Rename "value-cell" to "data-cell" in the lines from the line with "value-cell: 20% — [1016, 1012, 1138, 1041]" to the line with "table-row: Mantendré el", and give back only those lines with everything else unchanged.

GIVEN RECORDS =
** begin **
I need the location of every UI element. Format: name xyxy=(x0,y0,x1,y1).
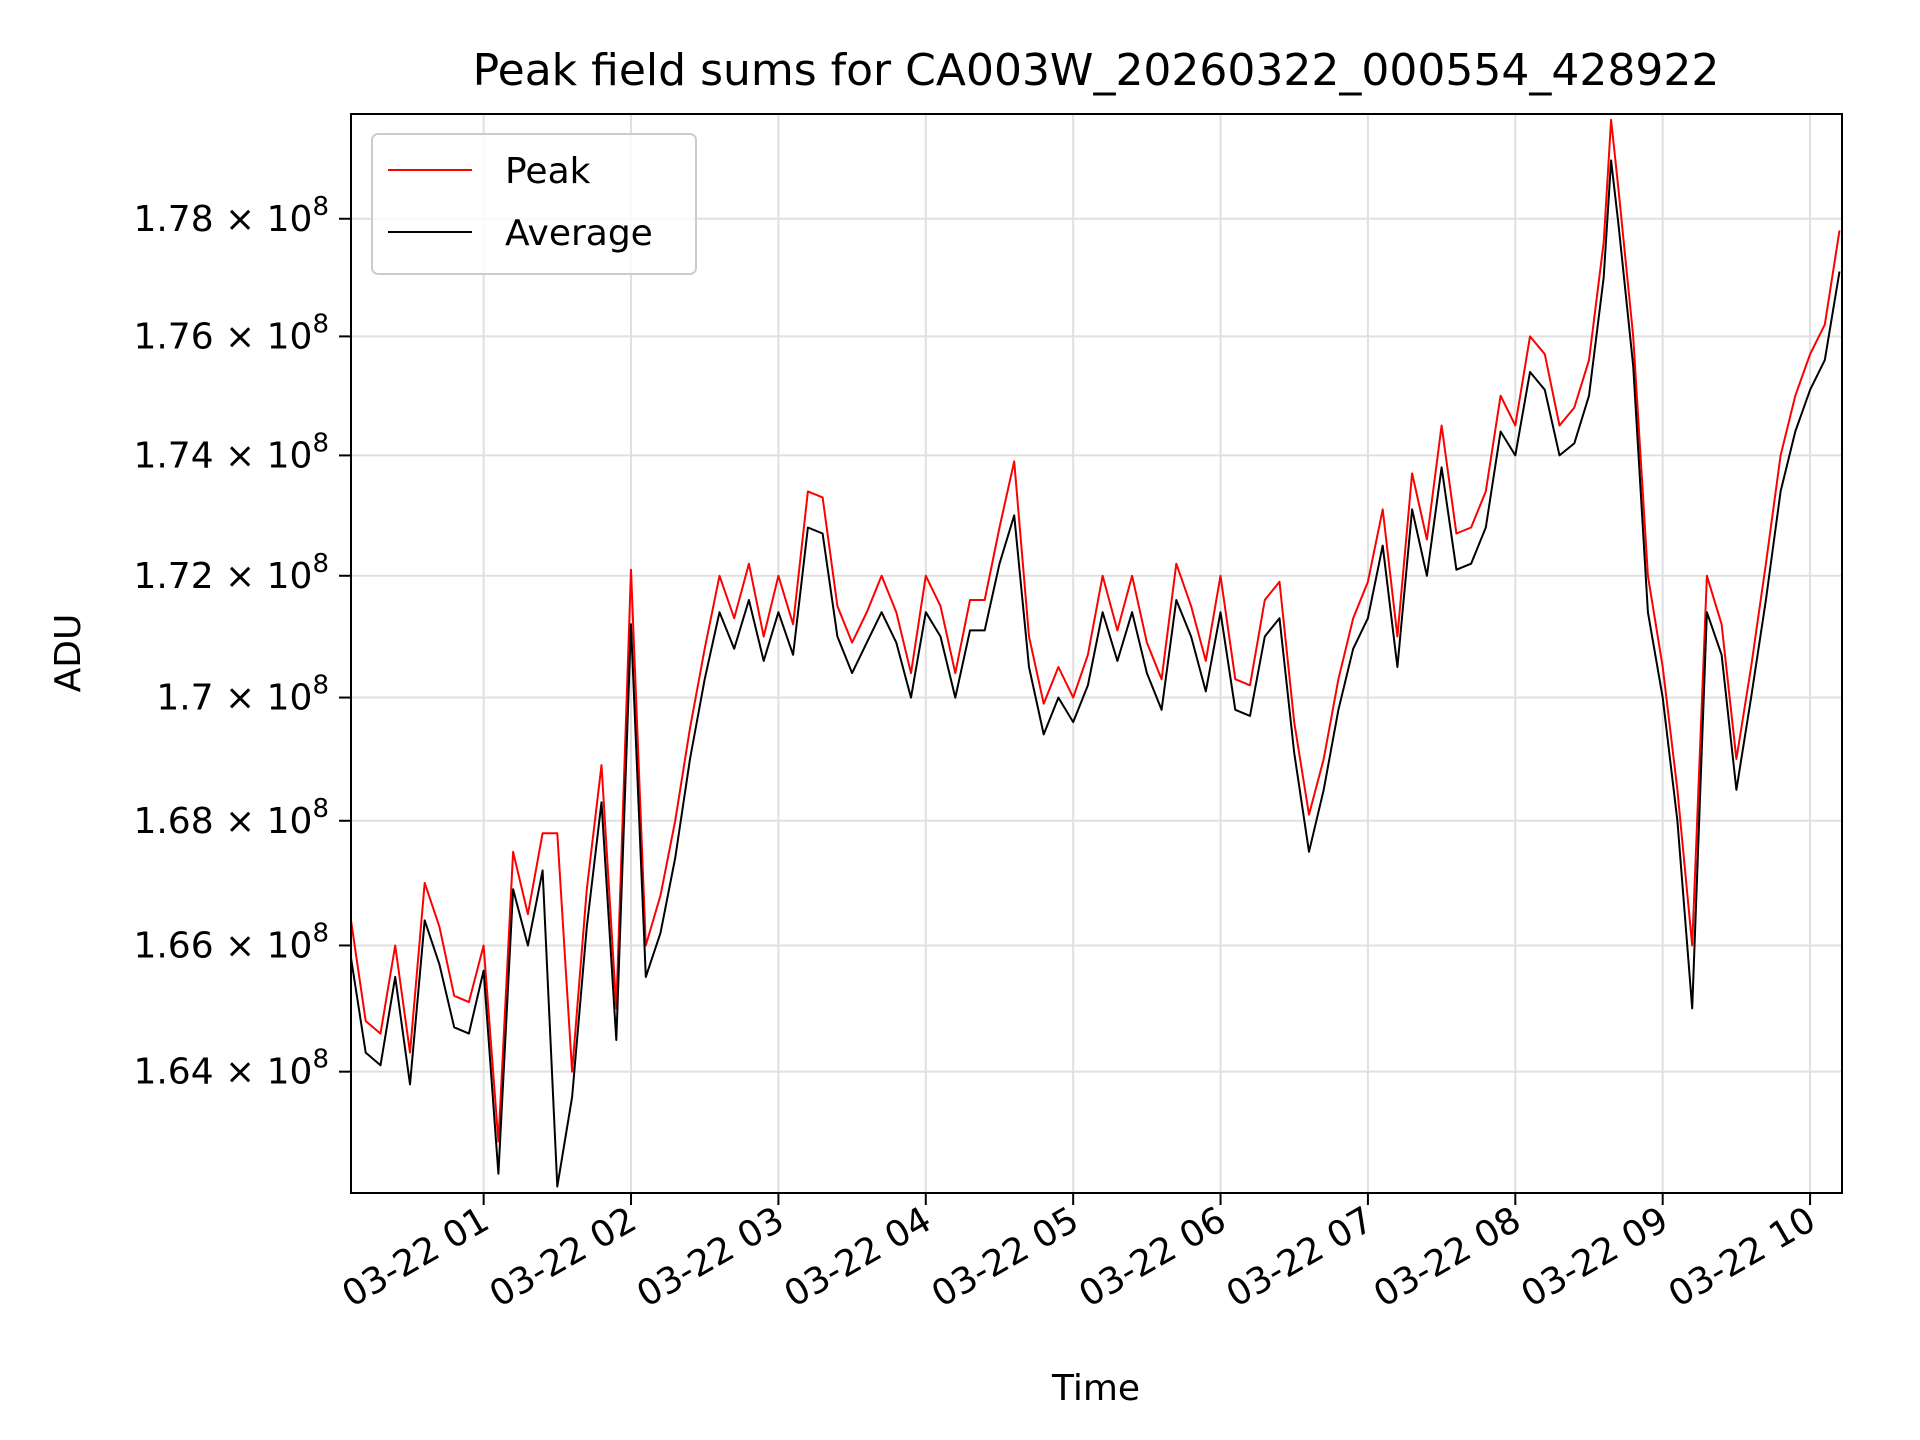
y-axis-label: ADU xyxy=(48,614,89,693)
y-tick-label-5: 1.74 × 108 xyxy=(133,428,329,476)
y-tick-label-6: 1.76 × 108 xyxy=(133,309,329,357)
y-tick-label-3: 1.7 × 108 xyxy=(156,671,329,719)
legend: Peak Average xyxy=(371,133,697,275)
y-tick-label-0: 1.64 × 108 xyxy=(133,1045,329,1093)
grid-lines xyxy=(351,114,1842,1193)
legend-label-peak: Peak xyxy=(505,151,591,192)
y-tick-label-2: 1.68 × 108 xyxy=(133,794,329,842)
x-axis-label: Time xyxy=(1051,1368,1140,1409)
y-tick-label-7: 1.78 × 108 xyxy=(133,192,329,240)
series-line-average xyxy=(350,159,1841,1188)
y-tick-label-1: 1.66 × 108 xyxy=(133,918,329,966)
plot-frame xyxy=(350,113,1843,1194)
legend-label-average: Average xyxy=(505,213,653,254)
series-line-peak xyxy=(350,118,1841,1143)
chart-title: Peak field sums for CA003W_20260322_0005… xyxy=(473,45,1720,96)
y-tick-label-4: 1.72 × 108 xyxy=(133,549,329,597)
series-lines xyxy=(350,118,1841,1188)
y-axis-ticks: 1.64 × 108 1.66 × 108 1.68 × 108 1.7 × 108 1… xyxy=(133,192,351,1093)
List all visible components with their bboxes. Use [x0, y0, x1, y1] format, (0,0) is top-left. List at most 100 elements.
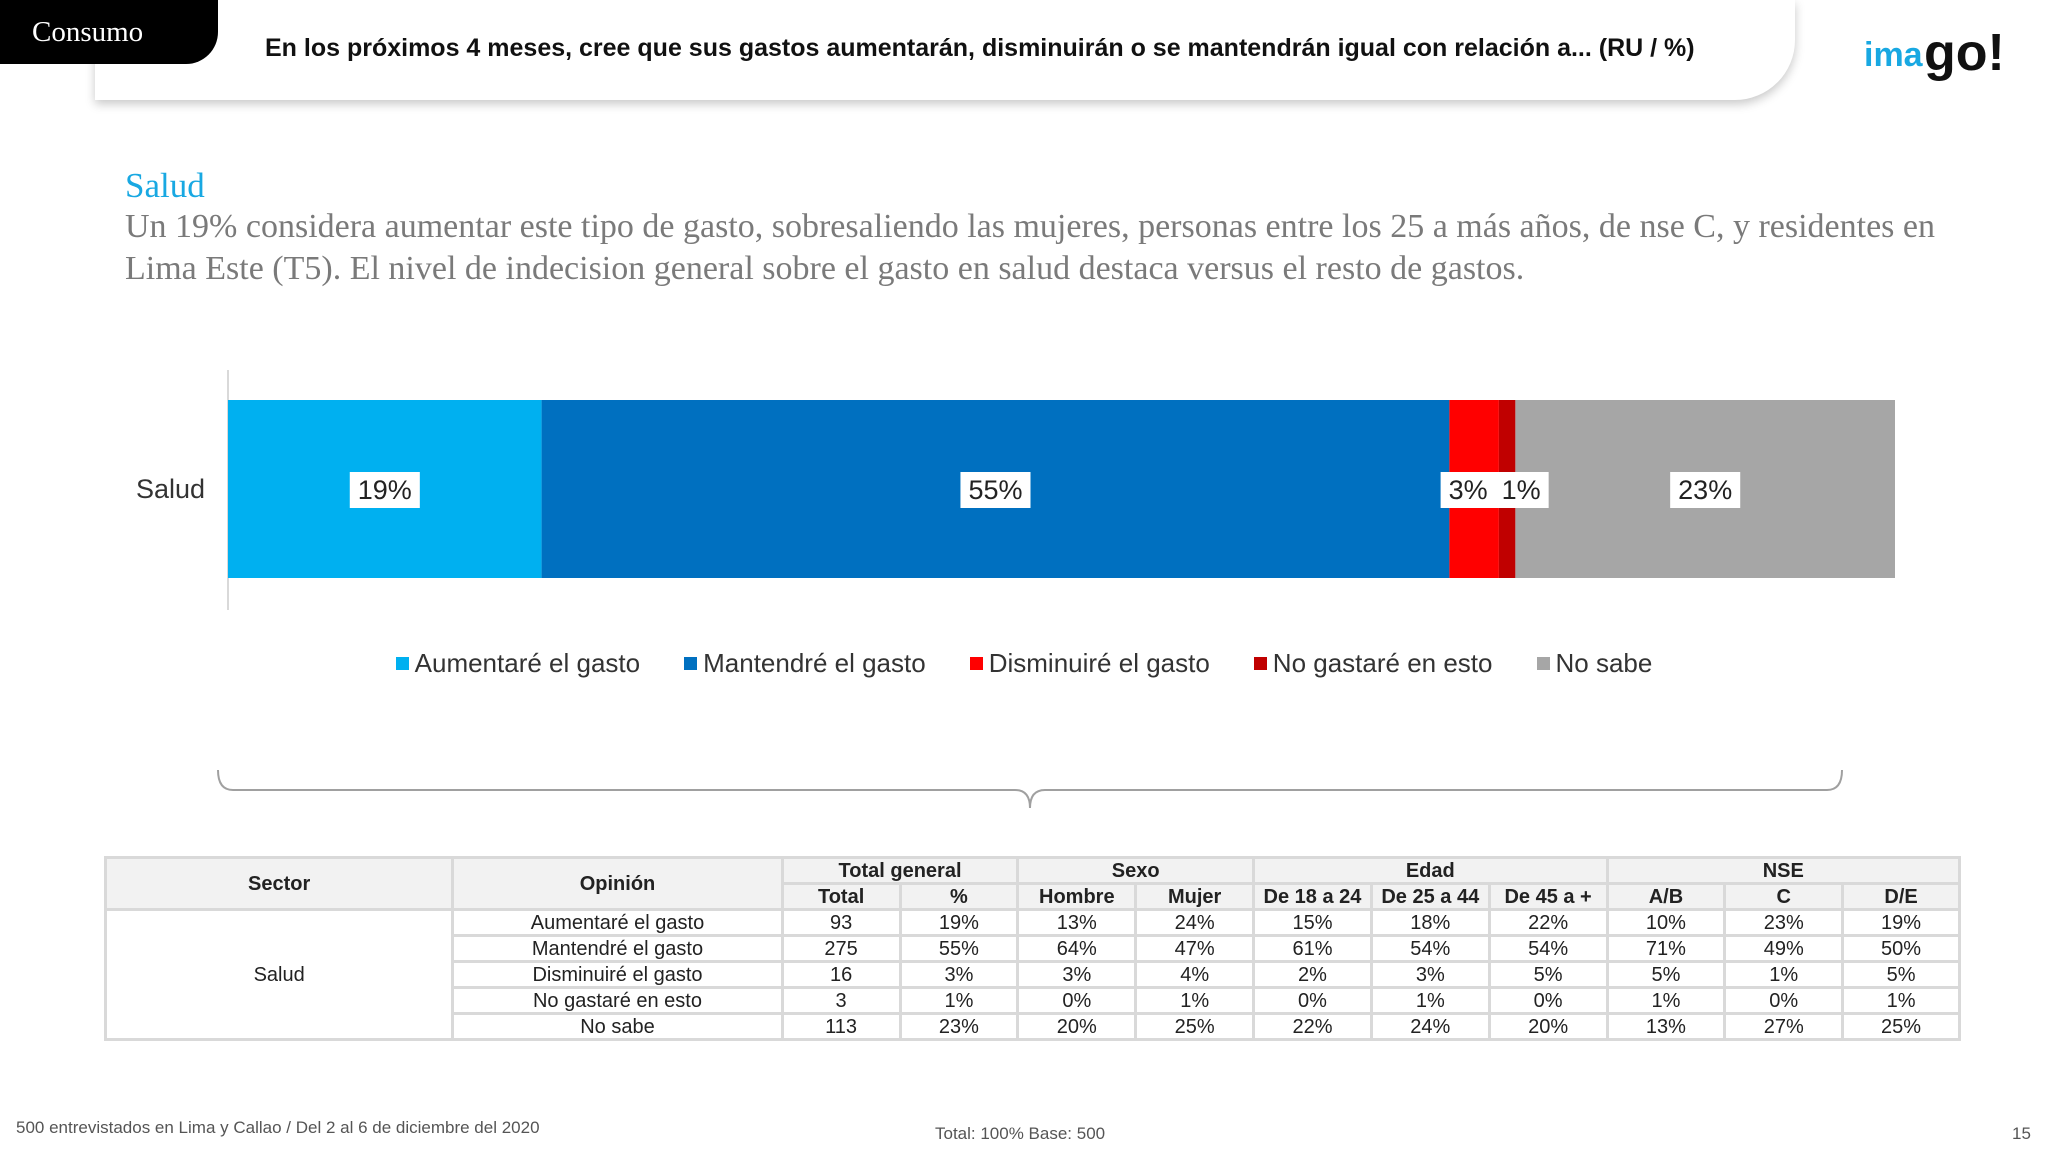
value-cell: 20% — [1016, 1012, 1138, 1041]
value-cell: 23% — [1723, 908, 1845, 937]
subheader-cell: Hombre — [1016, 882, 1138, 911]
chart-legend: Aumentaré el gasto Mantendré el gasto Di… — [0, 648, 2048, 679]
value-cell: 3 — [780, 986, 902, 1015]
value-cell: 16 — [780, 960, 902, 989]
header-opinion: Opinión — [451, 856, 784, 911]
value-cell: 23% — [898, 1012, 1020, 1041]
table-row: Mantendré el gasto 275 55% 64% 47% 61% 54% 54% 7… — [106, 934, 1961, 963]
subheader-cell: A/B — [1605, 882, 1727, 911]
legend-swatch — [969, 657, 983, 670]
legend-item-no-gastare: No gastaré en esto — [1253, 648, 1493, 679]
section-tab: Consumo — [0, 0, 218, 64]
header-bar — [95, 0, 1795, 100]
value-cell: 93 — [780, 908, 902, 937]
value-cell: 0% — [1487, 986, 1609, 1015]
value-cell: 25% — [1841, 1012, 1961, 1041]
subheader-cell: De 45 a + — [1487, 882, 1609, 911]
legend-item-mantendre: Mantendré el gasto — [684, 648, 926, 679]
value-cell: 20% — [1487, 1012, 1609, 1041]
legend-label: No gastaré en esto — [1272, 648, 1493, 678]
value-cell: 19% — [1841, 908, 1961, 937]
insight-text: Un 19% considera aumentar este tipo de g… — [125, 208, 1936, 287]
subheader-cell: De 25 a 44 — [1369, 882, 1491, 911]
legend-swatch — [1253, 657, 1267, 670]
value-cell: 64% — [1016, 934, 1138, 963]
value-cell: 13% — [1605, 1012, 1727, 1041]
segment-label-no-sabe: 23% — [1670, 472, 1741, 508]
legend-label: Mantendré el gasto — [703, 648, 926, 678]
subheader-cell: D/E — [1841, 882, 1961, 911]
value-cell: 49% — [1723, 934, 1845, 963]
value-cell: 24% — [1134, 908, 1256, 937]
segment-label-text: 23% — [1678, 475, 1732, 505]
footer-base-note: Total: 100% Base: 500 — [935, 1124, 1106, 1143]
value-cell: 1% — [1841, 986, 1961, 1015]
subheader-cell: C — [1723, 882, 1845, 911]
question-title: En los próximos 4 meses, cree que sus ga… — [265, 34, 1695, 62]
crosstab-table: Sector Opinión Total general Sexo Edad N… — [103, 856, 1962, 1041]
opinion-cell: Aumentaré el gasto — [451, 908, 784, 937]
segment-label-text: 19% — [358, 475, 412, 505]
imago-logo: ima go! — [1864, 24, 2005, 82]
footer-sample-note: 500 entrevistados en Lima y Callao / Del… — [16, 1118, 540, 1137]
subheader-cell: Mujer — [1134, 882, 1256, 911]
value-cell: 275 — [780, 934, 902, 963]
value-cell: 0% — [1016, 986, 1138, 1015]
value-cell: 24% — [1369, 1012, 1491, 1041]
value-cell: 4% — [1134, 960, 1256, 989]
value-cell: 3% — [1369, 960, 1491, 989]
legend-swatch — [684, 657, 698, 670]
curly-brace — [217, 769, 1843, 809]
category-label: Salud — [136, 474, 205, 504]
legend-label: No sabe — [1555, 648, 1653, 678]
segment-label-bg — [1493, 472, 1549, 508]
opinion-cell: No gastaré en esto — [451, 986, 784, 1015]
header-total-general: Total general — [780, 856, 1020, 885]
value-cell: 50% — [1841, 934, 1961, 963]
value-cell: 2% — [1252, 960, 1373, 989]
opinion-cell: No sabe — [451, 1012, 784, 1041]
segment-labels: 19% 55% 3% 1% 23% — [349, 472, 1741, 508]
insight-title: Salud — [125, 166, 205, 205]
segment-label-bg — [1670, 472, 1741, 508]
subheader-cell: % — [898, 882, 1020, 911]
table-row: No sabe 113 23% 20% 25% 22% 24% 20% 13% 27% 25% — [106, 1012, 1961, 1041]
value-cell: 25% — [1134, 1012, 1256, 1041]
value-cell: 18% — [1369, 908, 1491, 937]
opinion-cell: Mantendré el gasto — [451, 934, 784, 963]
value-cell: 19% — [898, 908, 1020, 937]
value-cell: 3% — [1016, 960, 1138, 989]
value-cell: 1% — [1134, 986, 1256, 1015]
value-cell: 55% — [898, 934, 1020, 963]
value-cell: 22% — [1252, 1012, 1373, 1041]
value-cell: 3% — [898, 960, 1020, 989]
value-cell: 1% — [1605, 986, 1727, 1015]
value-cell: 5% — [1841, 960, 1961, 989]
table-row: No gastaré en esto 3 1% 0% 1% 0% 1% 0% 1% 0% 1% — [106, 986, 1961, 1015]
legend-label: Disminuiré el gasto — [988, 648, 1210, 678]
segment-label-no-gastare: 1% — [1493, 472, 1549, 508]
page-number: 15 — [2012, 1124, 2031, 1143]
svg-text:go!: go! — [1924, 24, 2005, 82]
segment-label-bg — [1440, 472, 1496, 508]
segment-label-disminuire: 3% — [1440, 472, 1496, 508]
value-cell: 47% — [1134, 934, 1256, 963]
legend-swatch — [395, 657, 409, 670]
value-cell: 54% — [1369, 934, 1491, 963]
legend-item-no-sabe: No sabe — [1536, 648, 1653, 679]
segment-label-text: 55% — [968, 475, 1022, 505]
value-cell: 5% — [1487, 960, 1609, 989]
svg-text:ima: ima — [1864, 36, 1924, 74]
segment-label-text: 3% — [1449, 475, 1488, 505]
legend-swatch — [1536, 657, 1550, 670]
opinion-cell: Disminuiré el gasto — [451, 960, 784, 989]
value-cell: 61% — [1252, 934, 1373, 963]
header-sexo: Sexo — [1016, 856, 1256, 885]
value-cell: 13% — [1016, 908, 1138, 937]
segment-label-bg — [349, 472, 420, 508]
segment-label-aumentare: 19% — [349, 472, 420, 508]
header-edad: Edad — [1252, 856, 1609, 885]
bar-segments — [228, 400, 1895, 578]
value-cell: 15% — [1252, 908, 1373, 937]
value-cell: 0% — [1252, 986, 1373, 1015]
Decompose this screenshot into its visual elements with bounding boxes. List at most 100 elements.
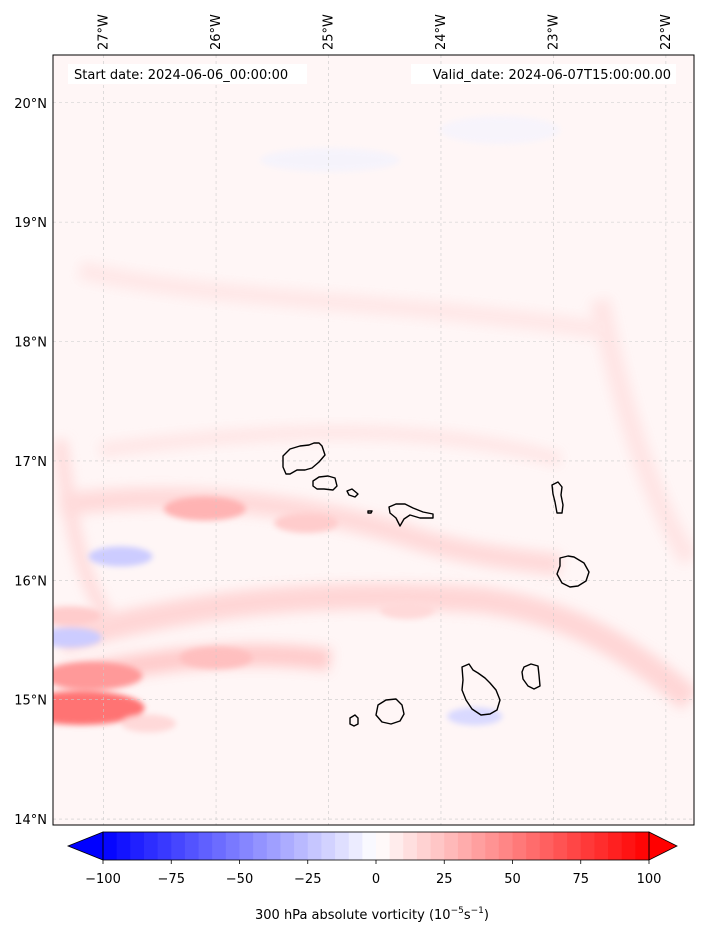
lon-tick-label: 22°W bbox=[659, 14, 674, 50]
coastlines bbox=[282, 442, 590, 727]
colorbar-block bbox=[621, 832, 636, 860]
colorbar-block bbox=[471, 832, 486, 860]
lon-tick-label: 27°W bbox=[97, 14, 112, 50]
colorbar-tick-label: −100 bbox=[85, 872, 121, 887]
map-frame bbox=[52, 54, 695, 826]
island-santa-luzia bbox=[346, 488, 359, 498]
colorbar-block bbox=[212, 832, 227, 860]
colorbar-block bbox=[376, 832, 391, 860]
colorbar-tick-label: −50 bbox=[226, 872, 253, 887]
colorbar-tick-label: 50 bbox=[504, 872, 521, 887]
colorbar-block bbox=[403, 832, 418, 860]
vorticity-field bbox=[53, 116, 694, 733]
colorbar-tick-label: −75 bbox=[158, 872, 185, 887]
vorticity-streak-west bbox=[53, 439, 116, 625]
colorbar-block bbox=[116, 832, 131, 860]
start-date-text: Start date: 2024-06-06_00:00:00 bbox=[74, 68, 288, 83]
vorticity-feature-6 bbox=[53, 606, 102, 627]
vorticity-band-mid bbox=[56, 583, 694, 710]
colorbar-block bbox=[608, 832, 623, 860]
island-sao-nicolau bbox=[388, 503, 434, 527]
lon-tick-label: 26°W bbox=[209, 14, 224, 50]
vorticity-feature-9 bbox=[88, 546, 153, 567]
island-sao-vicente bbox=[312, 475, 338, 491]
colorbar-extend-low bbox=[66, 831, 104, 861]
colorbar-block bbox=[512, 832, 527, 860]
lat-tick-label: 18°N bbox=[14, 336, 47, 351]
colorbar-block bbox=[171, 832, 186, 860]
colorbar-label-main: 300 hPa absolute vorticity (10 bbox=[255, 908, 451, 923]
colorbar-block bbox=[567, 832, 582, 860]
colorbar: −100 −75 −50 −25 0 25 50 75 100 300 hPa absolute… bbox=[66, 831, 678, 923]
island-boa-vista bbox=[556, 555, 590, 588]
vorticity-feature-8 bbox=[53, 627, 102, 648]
** end **
REPLY TO THE EXERCISE =
data-cell: 20% — [1016, 1012, 1138, 1041]
data-cell: 23% — [1723, 908, 1845, 937]
subheader-cell: Hombre — [1016, 882, 1138, 911]
chart-legend: Aumentaré el gasto Mantendré el gasto Di… — [0, 648, 2048, 679]
data-cell: 3 — [780, 986, 902, 1015]
data-cell: 16 — [780, 960, 902, 989]
header-opinion: Opinión — [451, 856, 784, 911]
data-cell: 23% — [898, 1012, 1020, 1041]
table-row: Mantendré el gasto 275 55% 64% 47% 61% 54% 54% 7… — [106, 934, 1961, 963]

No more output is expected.